• **Problem requirements**
Copy out the listing in full, exactly as written, but not its pictures.

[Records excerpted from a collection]
--- start ---

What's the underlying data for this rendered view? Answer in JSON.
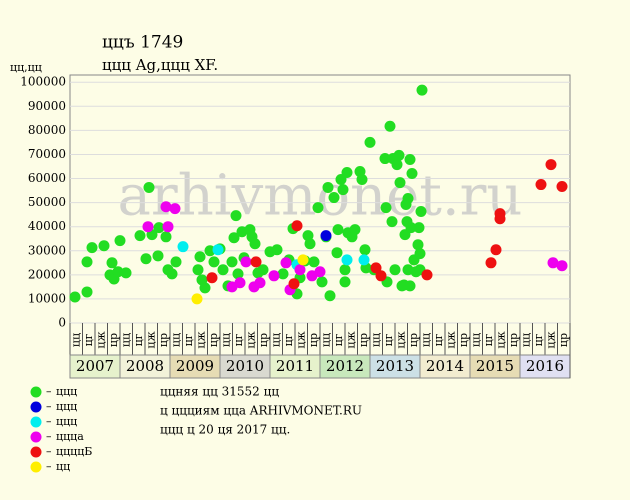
{
  "chart_data": {
    "type": "scatter",
    "title": "ццъ 1749",
    "subtitle": "ццц Ag,ццц XF.",
    "y_label": "цц,цц",
    "watermark": "arhivmonet.ru",
    "xlim": [
      2007,
      2017
    ],
    "ylim": [
      0,
      103000
    ],
    "yticks": [
      0,
      10000,
      20000,
      30000,
      40000,
      50000,
      60000,
      70000,
      80000,
      90000,
      100000
    ],
    "grid": true,
    "years": [
      "2007",
      "2008",
      "2009",
      "2010",
      "2011",
      "2012",
      "2013",
      "2014",
      "2015",
      "2016"
    ],
    "year_colors": [
      "#e6f2cc",
      "#f2f2d9",
      "#e6dcb4",
      "#d9d9d0",
      "#e6f2cc",
      "#c8e8bc",
      "#cce0e6",
      "#f2ecd0",
      "#e6dcb4",
      "#e0e0f2"
    ],
    "quarter_labels": [
      "цц",
      "цг",
      "цж",
      "цр"
    ],
    "series": [
      {
        "name": "ццц",
        "color": "#22dd22",
        "x": [
          2007.1,
          2007.34,
          2007.34,
          2007.44,
          2007.68,
          2007.8,
          2007.84,
          2007.88,
          2007.96,
          2008.0,
          2008.12,
          2008.4,
          2008.52,
          2008.58,
          2008.64,
          2008.76,
          2008.78,
          2008.92,
          2008.96,
          2009.04,
          2009.12,
          2009.56,
          2009.6,
          2009.64,
          2009.7,
          2009.8,
          2009.88,
          2010.0,
          2010.06,
          2010.16,
          2010.24,
          2010.28,
          2010.32,
          2010.36,
          2010.44,
          2010.48,
          2010.6,
          2010.64,
          2010.7,
          2010.76,
          2010.86,
          2011.0,
          2011.14,
          2011.26,
          2011.38,
          2011.46,
          2011.54,
          2011.6,
          2011.7,
          2011.76,
          2011.8,
          2011.88,
          2011.96,
          2012.04,
          2012.12,
          2012.16,
          2012.2,
          2012.28,
          2012.34,
          2012.36,
          2012.42,
          2012.46,
          2012.5,
          2012.5,
          2012.54,
          2012.56,
          2012.64,
          2012.7,
          2012.8,
          2012.84,
          2012.9,
          2012.92,
          2013.0,
          2013.08,
          2013.3,
          2013.32,
          2013.34,
          2013.4,
          2013.44,
          2013.46,
          2013.5,
          2013.54,
          2013.58,
          2013.6,
          2013.64,
          2013.68,
          2013.7,
          2013.72,
          2013.74,
          2013.76,
          2013.76,
          2013.8,
          2013.82,
          2013.84,
          2013.88,
          2013.92,
          2013.96,
          2013.98,
          2014.0,
          2014.02,
          2014.04,
          2014.0,
          2013.8
        ],
        "values": [
          10800,
          12900,
          25400,
          31300,
          32100,
          20000,
          25000,
          18300,
          21300,
          34200,
          20800,
          36300,
          26700,
          56300,
          36700,
          27900,
          39600,
          35800,
          22100,
          20400,
          25400,
          22100,
          27500,
          17900,
          14600,
          30000,
          25400,
          30800,
          22100,
          15400,
          25400,
          35400,
          44600,
          20400,
          37900,
          27100,
          38800,
          35800,
          32900,
          20800,
          22100,
          29600,
          30400,
          20400,
          26200,
          39200,
          12100,
          18800,
          25800,
          36300,
          32900,
          25400,
          47900,
          17100,
          35800,
          56300,
          11300,
          52100,
          29200,
          38800,
          59600,
          55400,
          22100,
          17100,
          62500,
          37500,
          35800,
          38800,
          62900,
          59600,
          30400,
          22900,
          75000,
          22100,
          68300,
          47900,
          17100,
          81700,
          42100,
          68300,
          22100,
          65800,
          69600,
          58300,
          15400,
          15800,
          36700,
          49200,
          42100,
          51700,
          22100,
          67900,
          39600,
          62100,
          26200,
          21300,
          32500,
          39600,
          28800,
          46300,
          96700,
          22100,
          15400
        ]
      },
      {
        "name": "ццц",
        "color": "#0000dd",
        "x": [
          2012.12
        ],
        "values": [
          36300
        ]
      },
      {
        "name": "ццц",
        "color": "#00eeee",
        "x": [
          2009.26,
          2009.96,
          2012.54,
          2012.88,
          2011.54
        ],
        "values": [
          31700,
          30400,
          26200,
          26200,
          24200
        ]
      },
      {
        "name": "цццa",
        "color": "#ee00ee",
        "x": [
          2008.56,
          2008.92,
          2008.96,
          2009.1,
          2010.24,
          2010.4,
          2010.52,
          2010.68,
          2010.8,
          2011.08,
          2011.32,
          2011.4,
          2011.6,
          2011.84,
          2012.0,
          2016.66,
          2016.84
        ],
        "values": [
          40000,
          48300,
          40000,
          47500,
          15000,
          16700,
          25400,
          15000,
          16700,
          19600,
          25000,
          13800,
          22100,
          19600,
          21300,
          25000,
          23800
        ]
      },
      {
        "name": "ццццБ",
        "color": "#ee1111",
        "x": [
          2009.84,
          2010.72,
          2011.48,
          2011.54,
          2013.12,
          2013.22,
          2014.14,
          2015.42,
          2015.52,
          2015.6,
          2015.6,
          2016.42,
          2016.62,
          2016.84
        ],
        "values": [
          18800,
          25400,
          16300,
          40400,
          22900,
          19600,
          20000,
          25000,
          30400,
          45400,
          43300,
          57500,
          65800,
          56700
        ]
      },
      {
        "name": "цц",
        "color": "#ffee00",
        "x": [
          2009.54,
          2011.66
        ],
        "values": [
          10000,
          26200
        ]
      }
    ],
    "notes": [
      "ццняя цц 31552 цц",
      "ц ццциям цца ARHIVMONET.RU",
      "ццц ц 20 ця 2017 цц."
    ]
  }
}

--- end ---

• **Problem solution**
What's the underlying data for this rendered view? Answer in JSON.
{
  "chart_data": {
    "type": "scatter",
    "title": "ццъ 1749",
    "subtitle": "ццц Ag,ццц XF.",
    "y_label": "цц,цц",
    "watermark": "arhivmonet.ru",
    "xlim": [
      2007,
      2017
    ],
    "ylim": [
      0,
      103000
    ],
    "yticks": [
      0,
      10000,
      20000,
      30000,
      40000,
      50000,
      60000,
      70000,
      80000,
      90000,
      100000
    ],
    "grid": true,
    "years": [
      "2007",
      "2008",
      "2009",
      "2010",
      "2011",
      "2012",
      "2013",
      "2014",
      "2015",
      "2016"
    ],
    "year_colors": [
      "#e6f2cc",
      "#f2f2d9",
      "#e6dcb4",
      "#d9d9d0",
      "#e6f2cc",
      "#c8e8bc",
      "#cce0e6",
      "#f2ecd0",
      "#e6dcb4",
      "#e0e0f2"
    ],
    "quarter_labels": [
      "цц",
      "цг",
      "цж",
      "цр"
    ],
    "series": [
      {
        "name": "ццц",
        "color": "#22dd22",
        "x": [
          2007.1,
          2007.34,
          2007.34,
          2007.44,
          2007.68,
          2007.8,
          2007.84,
          2007.88,
          2007.96,
          2008.0,
          2008.12,
          2008.4,
          2008.52,
          2008.58,
          2008.64,
          2008.76,
          2008.78,
          2008.92,
          2008.96,
          2009.04,
          2009.12,
          2009.56,
          2009.6,
          2009.64,
          2009.7,
          2009.8,
          2009.88,
          2010.0,
          2010.06,
          2010.16,
          2010.24,
          2010.28,
          2010.32,
          2010.36,
          2010.44,
          2010.48,
          2010.6,
          2010.64,
          2010.7,
          2010.76,
          2010.86,
          2011.0,
          2011.14,
          2011.26,
          2011.38,
          2011.46,
          2011.54,
          2011.6,
          2011.7,
          2011.76,
          2011.8,
          2011.88,
          2011.96,
          2012.04,
          2012.12,
          2012.16,
          2012.2,
          2012.28,
          2012.34,
          2012.36,
          2012.42,
          2012.46,
          2012.5,
          2012.5,
          2012.54,
          2012.56,
          2012.64,
          2012.7,
          2012.8,
          2012.84,
          2012.9,
          2012.92,
          2013.0,
          2013.08,
          2013.3,
          2013.32,
          2013.34,
          2013.4,
          2013.44,
          2013.46,
          2013.5,
          2013.54,
          2013.58,
          2013.6,
          2013.64,
          2013.68,
          2013.7,
          2013.72,
          2013.74,
          2013.76,
          2013.76,
          2013.8,
          2013.82,
          2013.84,
          2013.88,
          2013.92,
          2013.96,
          2013.98,
          2014.0,
          2014.02,
          2014.04,
          2014.0,
          2013.8
        ],
        "values": [
          10800,
          12900,
          25400,
          31300,
          32100,
          20000,
          25000,
          18300,
          21300,
          34200,
          20800,
          36300,
          26700,
          56300,
          36700,
          27900,
          39600,
          35800,
          22100,
          20400,
          25400,
          22100,
          27500,
          17900,
          14600,
          30000,
          25400,
          30800,
          22100,
          15400,
          25400,
          35400,
          44600,
          20400,
          37900,
          27100,
          38800,
          35800,
          32900,
          20800,
          22100,
          29600,
          30400,
          20400,
          26200,
          39200,
          12100,
          18800,
          25800,
          36300,
          32900,
          25400,
          47900,
          17100,
          35800,
          56300,
          11300,
          52100,
          29200,
          38800,
          59600,
          55400,
          22100,
          17100,
          62500,
          37500,
          35800,
          38800,
          62900,
          59600,
          30400,
          22900,
          75000,
          22100,
          68300,
          47900,
          17100,
          81700,
          42100,
          68300,
          22100,
          65800,
          69600,
          58300,
          15400,
          15800,
          36700,
          49200,
          42100,
          51700,
          22100,
          67900,
          39600,
          62100,
          26200,
          21300,
          32500,
          39600,
          28800,
          46300,
          96700,
          22100,
          15400
        ]
      },
      {
        "name": "ццц",
        "color": "#0000dd",
        "x": [
          2012.12
        ],
        "values": [
          36300
        ]
      },
      {
        "name": "ццц",
        "color": "#00eeee",
        "x": [
          2009.26,
          2009.96,
          2012.54,
          2012.88,
          2011.54
        ],
        "values": [
          31700,
          30400,
          26200,
          26200,
          24200
        ]
      },
      {
        "name": "цццa",
        "color": "#ee00ee",
        "x": [
          2008.56,
          2008.92,
          2008.96,
          2009.1,
          2010.24,
          2010.4,
          2010.52,
          2010.68,
          2010.8,
          2011.08,
          2011.32,
          2011.4,
          2011.6,
          2011.84,
          2012.0,
          2016.66,
          2016.84
        ],
        "values": [
          40000,
          48300,
          40000,
          47500,
          15000,
          16700,
          25400,
          15000,
          16700,
          19600,
          25000,
          13800,
          22100,
          19600,
          21300,
          25000,
          23800
        ]
      },
      {
        "name": "ццццБ",
        "color": "#ee1111",
        "x": [
          2009.84,
          2010.72,
          2011.48,
          2011.54,
          2013.12,
          2013.22,
          2014.14,
          2015.42,
          2015.52,
          2015.6,
          2015.6,
          2016.42,
          2016.62,
          2016.84
        ],
        "values": [
          18800,
          25400,
          16300,
          40400,
          22900,
          19600,
          20000,
          25000,
          30400,
          45400,
          43300,
          57500,
          65800,
          56700
        ]
      },
      {
        "name": "цц",
        "color": "#ffee00",
        "x": [
          2009.54,
          2011.66
        ],
        "values": [
          10000,
          26200
        ]
      }
    ],
    "notes": [
      "ццняя цц 31552 цц",
      "ц ццциям цца ARHIVMONET.RU",
      "ццц ц 20 ця 2017 цц."
    ]
  }
}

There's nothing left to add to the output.